What this task involves
Can you pull out each line of the data below that includes the word "следующего"?

Data shown
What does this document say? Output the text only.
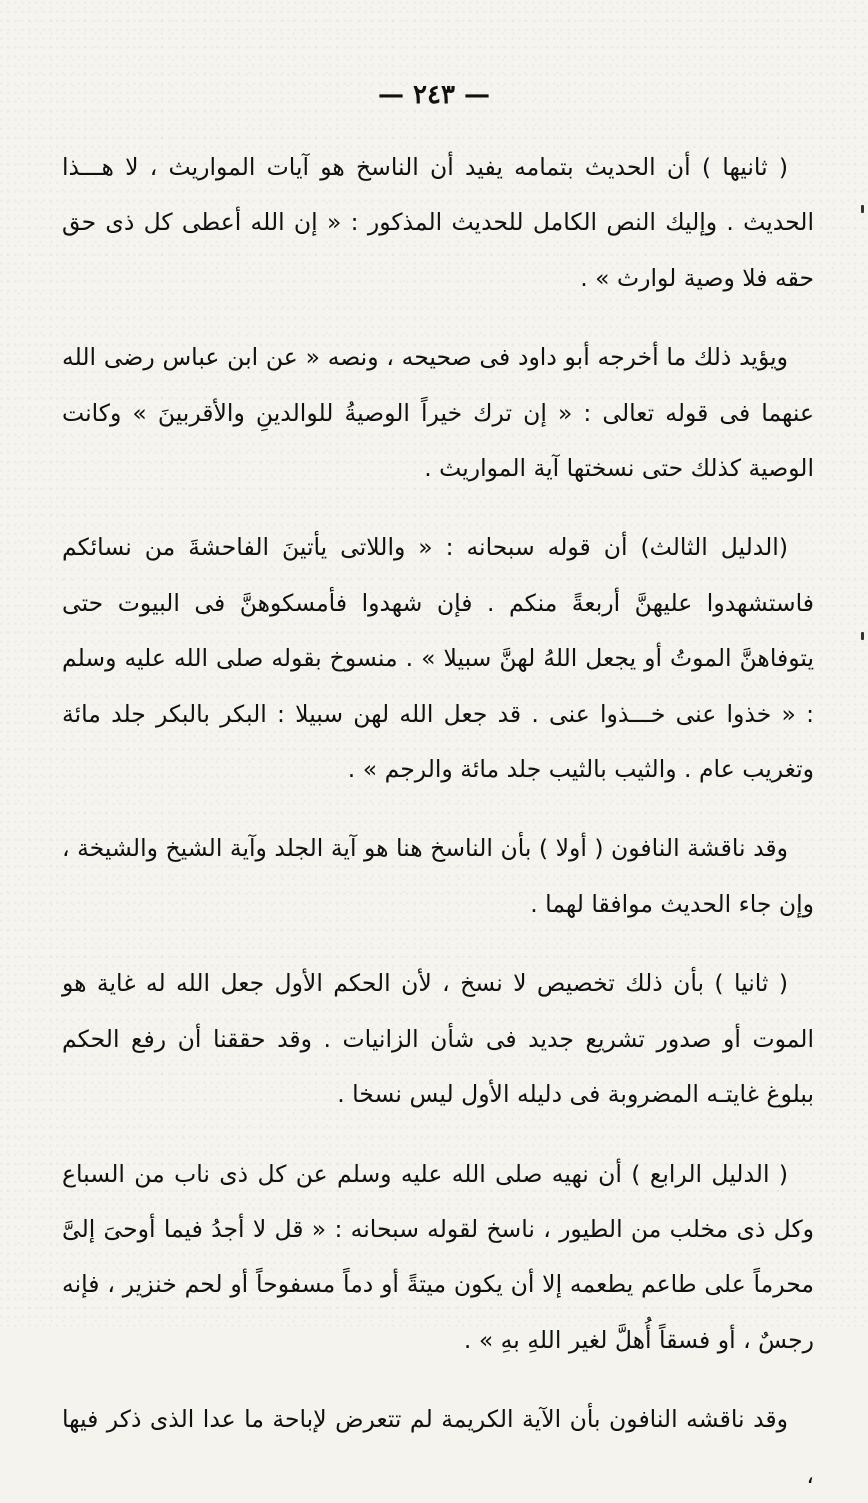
— ٢٤٣ —

( ثانيها ) أن الحديث بتمامه يفيد أن الناسخ هو آيات المواريث ، لا هـــذا الحديث . وإليك النص الكامل للحديث المذكور : « إن الله أعطى كل ذى حق حقه فلا وصية لوارث » .

ويؤيد ذلك ما أخرجه أبو داود فى صحيحه ، ونصه « عن ابن عباس رضى الله عنهما فى قوله تعالى : « إن ترك خيراً الوصيةُ للوالدينِ والأقربينَ » وكانت الوصية كذلك حتى نسختها آية المواريث .

(الدليل الثالث) أن قوله سبحانه : « واللاتى يأتينَ الفاحشةَ من نسائكم فاستشهدوا عليهنَّ أربعةً منكم . فإن شهدوا فأمسكوهنَّ فى البيوت حتى يتوفاهنَّ الموتُ أو يجعل اللهُ لهنَّ سبيلا » . منسوخ بقوله صلى الله عليه وسلم : « خذوا عنى خـــذوا عنى . قد جعل الله لهن سبيلا : البكر بالبكر جلد مائة وتغريب عام . والثيب بالثيب جلد مائة والرجم » .

وقد ناقشة النافون ( أولا ) بأن الناسخ هنا هو آية الجلد وآية الشيخ والشيخة ، وإن جاء الحديث موافقا لهما .

( ثانيا ) بأن ذلك تخصيص لا نسخ ، لأن الحكم الأول جعل الله له غاية هو الموت أو صدور تشريع جديد فى شأن الزانيات . وقد حققنا أن رفع الحكم ببلوغ غايتـه المضروبة فى دليله الأول ليس نسخا .

( الدليل الرابع ) أن نهيه صلى الله عليه وسلم عن كل ذى ناب من السباع وكل ذى مخلب من الطيور ، ناسخ لقوله سبحانه : « قل لا أجدُ فيما أوحىَ إلىَّ محرماً على طاعم يطعمه إلا أن يكون ميتةً أو دماً مسفوحاً أو لحم خنزير ، فإنه رجسٌ ، أو فسقاً أُهلَّ لغير اللهِ بهِ » .

وقد ناقشه النافون بأن الآية الكريمة لم تتعرض لإباحة ما عدا الذى ذكر فيها ،
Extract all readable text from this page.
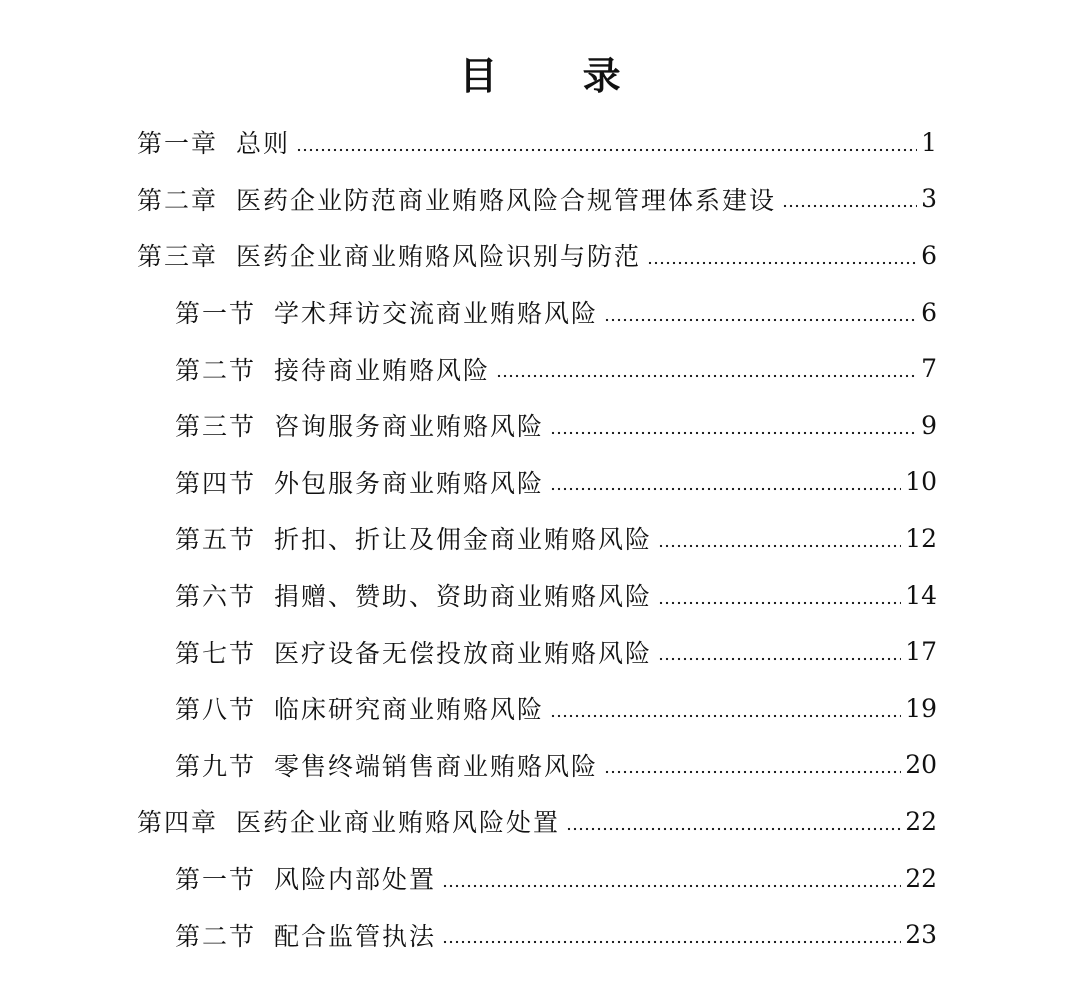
目 录
第一章 总则	1
第二章 医药企业防范商业贿赂风险合规管理体系建设	3
第三章 医药企业商业贿赂风险识别与防范	6
第一节 学术拜访交流商业贿赂风险	6
第二节 接待商业贿赂风险	7
第三节 咨询服务商业贿赂风险	9
第四节 外包服务商业贿赂风险	10
第五节 折扣、折让及佣金商业贿赂风险	12
第六节 捐赠、赞助、资助商业贿赂风险	14
第七节 医疗设备无偿投放商业贿赂风险	17
第八节 临床研究商业贿赂风险	19
第九节 零售终端销售商业贿赂风险	20
第四章 医药企业商业贿赂风险处置	22
第一节 风险内部处置	22
第二节 配合监管执法	23
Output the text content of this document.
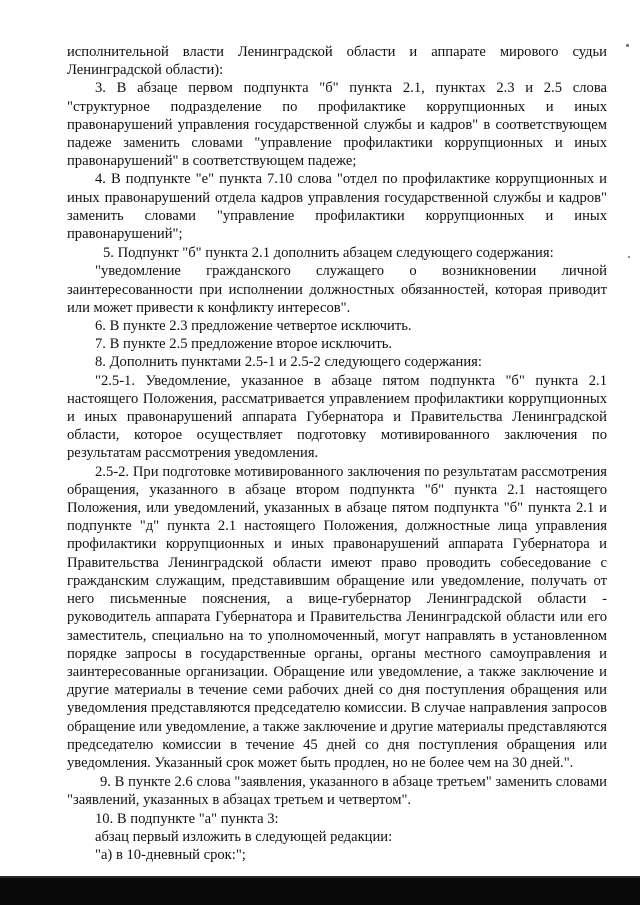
исполнительной власти Ленинградской области и аппарате мирового судьи Ленинградской области):

3. В абзаце первом подпункта "б" пункта 2.1, пунктах 2.3 и 2.5 слова "структурное подразделение по профилактике коррупционных и иных правонарушений управления государственной службы и кадров" в соответствующем падеже заменить словами "управление профилактики коррупционных и иных правонарушений" в соответствующем падеже;

4. В подпункте "е" пункта 7.10 слова "отдел по профилактике коррупционных и иных правонарушений отдела кадров управления государственной службы и кадров" заменить словами "управление профилактики коррупционных и иных правонарушений";

5. Подпункт "б" пункта 2.1 дополнить абзацем следующего содержания:

"уведомление гражданского служащего о возникновении личной заинтересованности при исполнении должностных обязанностей, которая приводит или может привести к конфликту интересов".

6. В пункте 2.3 предложение четвертое исключить.

7. В пункте 2.5 предложение второе исключить.

8. Дополнить пунктами 2.5-1 и 2.5-2 следующего содержания:

"2.5-1. Уведомление, указанное в абзаце пятом подпункта "б" пункта 2.1 настоящего Положения, рассматривается управлением профилактики коррупционных и иных правонарушений аппарата Губернатора и Правительства Ленинградской области, которое осуществляет подготовку мотивированного заключения по результатам рассмотрения уведомления.

2.5-2. При подготовке мотивированного заключения по результатам рассмотрения обращения, указанного в абзаце втором подпункта "б" пункта 2.1 настоящего Положения, или уведомлений, указанных в абзаце пятом подпункта "б" пункта 2.1 и подпункте "д" пункта 2.1 настоящего Положения, должностные лица управления профилактики коррупционных и иных правонарушений аппарата Губернатора и Правительства Ленинградской области имеют право проводить собеседование с гражданским служащим, представившим обращение или уведомление, получать от него письменные пояснения, а вице-губернатор Ленинградской области - руководитель аппарата Губернатора и Правительства Ленинградской области или его заместитель, специально на то уполномоченный, могут направлять в установленном порядке запросы в государственные органы, органы местного самоуправления и заинтересованные организации. Обращение или уведомление, а также заключение и другие материалы в течение семи рабочих дней со дня поступления обращения или уведомления представляются председателю комиссии. В случае направления запросов обращение или уведомление, а также заключение и другие материалы представляются председателю комиссии в течение 45 дней со дня поступления обращения или уведомления. Указанный срок может быть продлен, но не более чем на 30 дней.".

9. В пункте 2.6 слова "заявления, указанного в абзаце третьем" заменить словами "заявлений, указанных в абзацах третьем и четвертом".

10. В подпункте "а" пункта 3:

абзац первый изложить в следующей редакции:

"а) в 10-дневный срок:";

Response for this exercise
5. Подпункт "б" пункта 2.1 дополнить абзацем следующего содержания:
8. Дополнить пунктами 2.5-1 и 2.5-2 следующего содержания:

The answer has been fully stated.